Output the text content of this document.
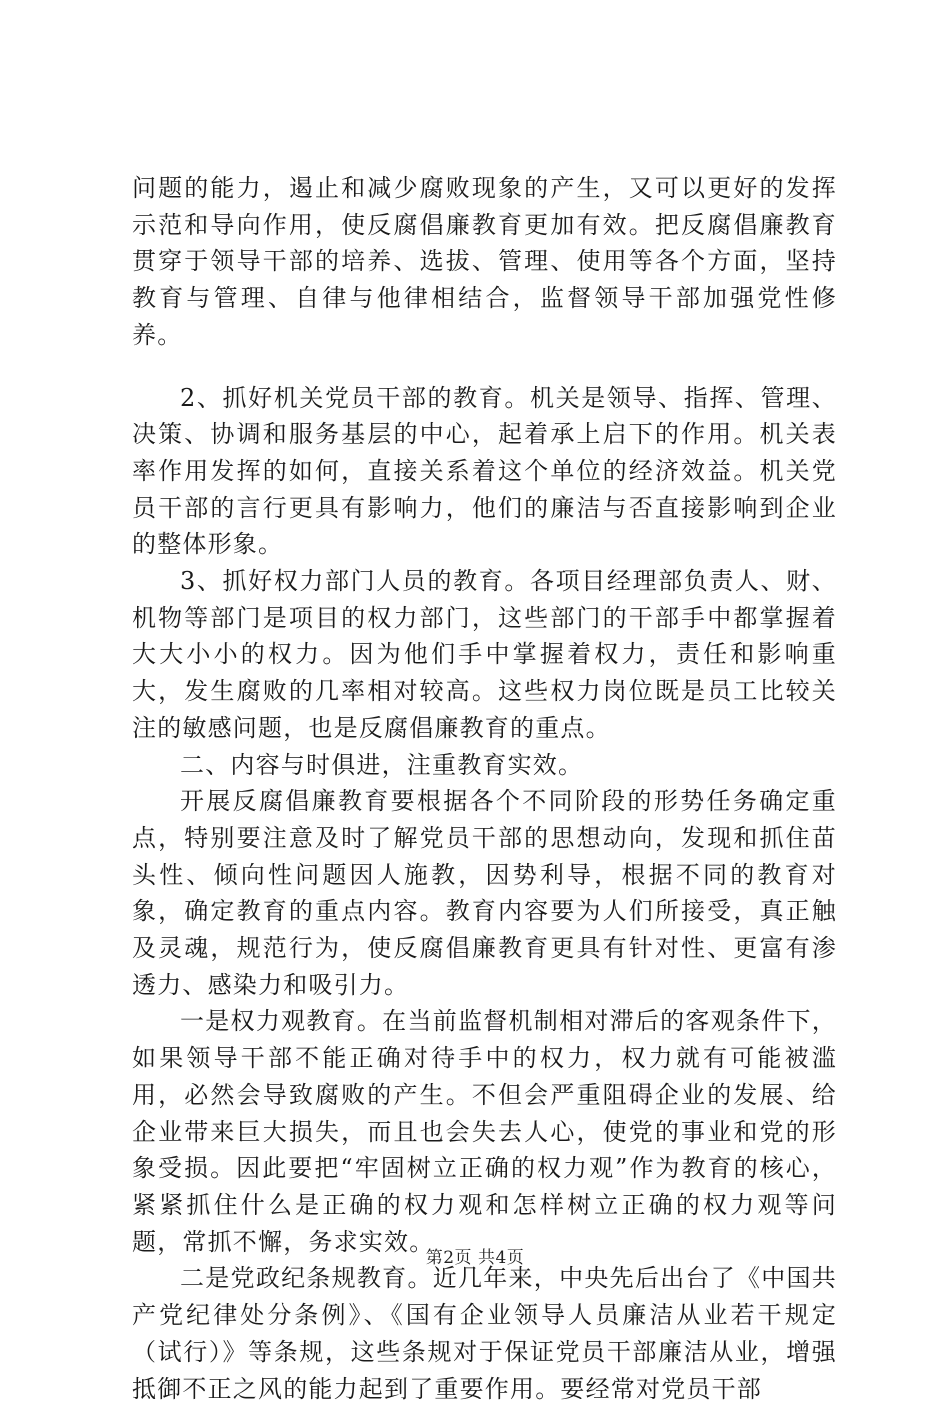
问题的能力，遏止和减少腐败现象的产生，又可以更好的发挥示范和导向作用，使反腐倡廉教育更加有效。把反腐倡廉教育贯穿于领导干部的培养、选拔、管理、使用等各个方面，坚持教育与管理、自律与他律相结合，监督领导干部加强党性修养。

2、抓好机关党员干部的教育。机关是领导、指挥、管理、决策、协调和服务基层的中心，起着承上启下的作用。机关表率作用发挥的如何，直接关系着这个单位的经济效益。机关党员干部的言行更具有影响力，他们的廉洁与否直接影响到企业的整体形象。

3、抓好权力部门人员的教育。各项目经理部负责人、财、机物等部门是项目的权力部门，这些部门的干部手中都掌握着大大小小的权力。因为他们手中掌握着权力，责任和影响重大，发生腐败的几率相对较高。这些权力岗位既是员工比较关注的敏感问题，也是反腐倡廉教育的重点。

二、内容与时俱进，注重教育实效。

开展反腐倡廉教育要根据各个不同阶段的形势任务确定重点，特别要注意及时了解党员干部的思想动向，发现和抓住苗头性、倾向性问题因人施教，因势利导，根据不同的教育对象，确定教育的重点内容。教育内容要为人们所接受，真正触及灵魂，规范行为，使反腐倡廉教育更具有针对性、更富有渗透力、感染力和吸引力。

一是权力观教育。在当前监督机制相对滞后的客观条件下，如果领导干部不能正确对待手中的权力，权力就有可能被滥用，必然会导致腐败的产生。不但会严重阻碍企业的发展、给企业带来巨大损失，而且也会失去人心，使党的事业和党的形象受损。因此要把“牢固树立正确的权力观”作为教育的核心，紧紧抓住什么是正确的权力观和怎样树立正确的权力观等问题，常抓不懈，务求实效。

二是党政纪条规教育。近几年来，中央先后出台了《中国共产党纪律处分条例》、《国有企业领导人员廉洁从业若干规定（试行）》等条规，这些条规对于保证党员干部廉洁从业，增强抵御不正之风的能力起到了重要作用。要经常对党员干部

第2页 共4页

▶ **Short exercise**:
Write the listing above out again exactly, dropping each image.

▶ **Task result**:
Output the text content of this document.
问题的能力，遏止和减少腐败现象的产生，又可以更好的发挥示范和导向作用，使反腐倡廉教育更加有效。把反腐倡廉教育贯穿于领导干部的培养、选拔、管理、使用等各个方面，坚持教育与管理、自律与他律相结合，监督领导干部加强党性修养。

2、抓好机关党员干部的教育。机关是领导、指挥、管理、决策、协调和服务基层的中心，起着承上启下的作用。机关表率作用发挥的如何，直接关系着这个单位的经济效益。机关党员干部的言行更具有影响力，他们的廉洁与否直接影响到企业的整体形象。

3、抓好权力部门人员的教育。各项目经理部负责人、财、机物等部门是项目的权力部门，这些部门的干部手中都掌握着大大小小的权力。因为他们手中掌握着权力，责任和影响重大，发生腐败的几率相对较高。这些权力岗位既是员工比较关注的敏感问题，也是反腐倡廉教育的重点。

二、内容与时俱进，注重教育实效。

开展反腐倡廉教育要根据各个不同阶段的形势任务确定重点，特别要注意及时了解党员干部的思想动向，发现和抓住苗头性、倾向性问题因人施教，因势利导，根据不同的教育对象，确定教育的重点内容。教育内容要为人们所接受，真正触及灵魂，规范行为，使反腐倡廉教育更具有针对性、更富有渗透力、感染力和吸引力。

一是权力观教育。在当前监督机制相对滞后的客观条件下，如果领导干部不能正确对待手中的权力，权力就有可能被滥用，必然会导致腐败的产生。不但会严重阻碍企业的发展、给企业带来巨大损失，而且也会失去人心，使党的事业和党的形象受损。因此要把“牢固树立正确的权力观”作为教育的核心，紧紧抓住什么是正确的权力观和怎样树立正确的权力观等问题，常抓不懈，务求实效。

二是党政纪条规教育。近几年来，中央先后出台了《中国共产党纪律处分条例》、《国有企业领导人员廉洁从业若干规定（试行）》等条规，这些条规对于保证党员干部廉洁从业，增强抵御不正之风的能力起到了重要作用。要经常对党员干部

第2页 共4页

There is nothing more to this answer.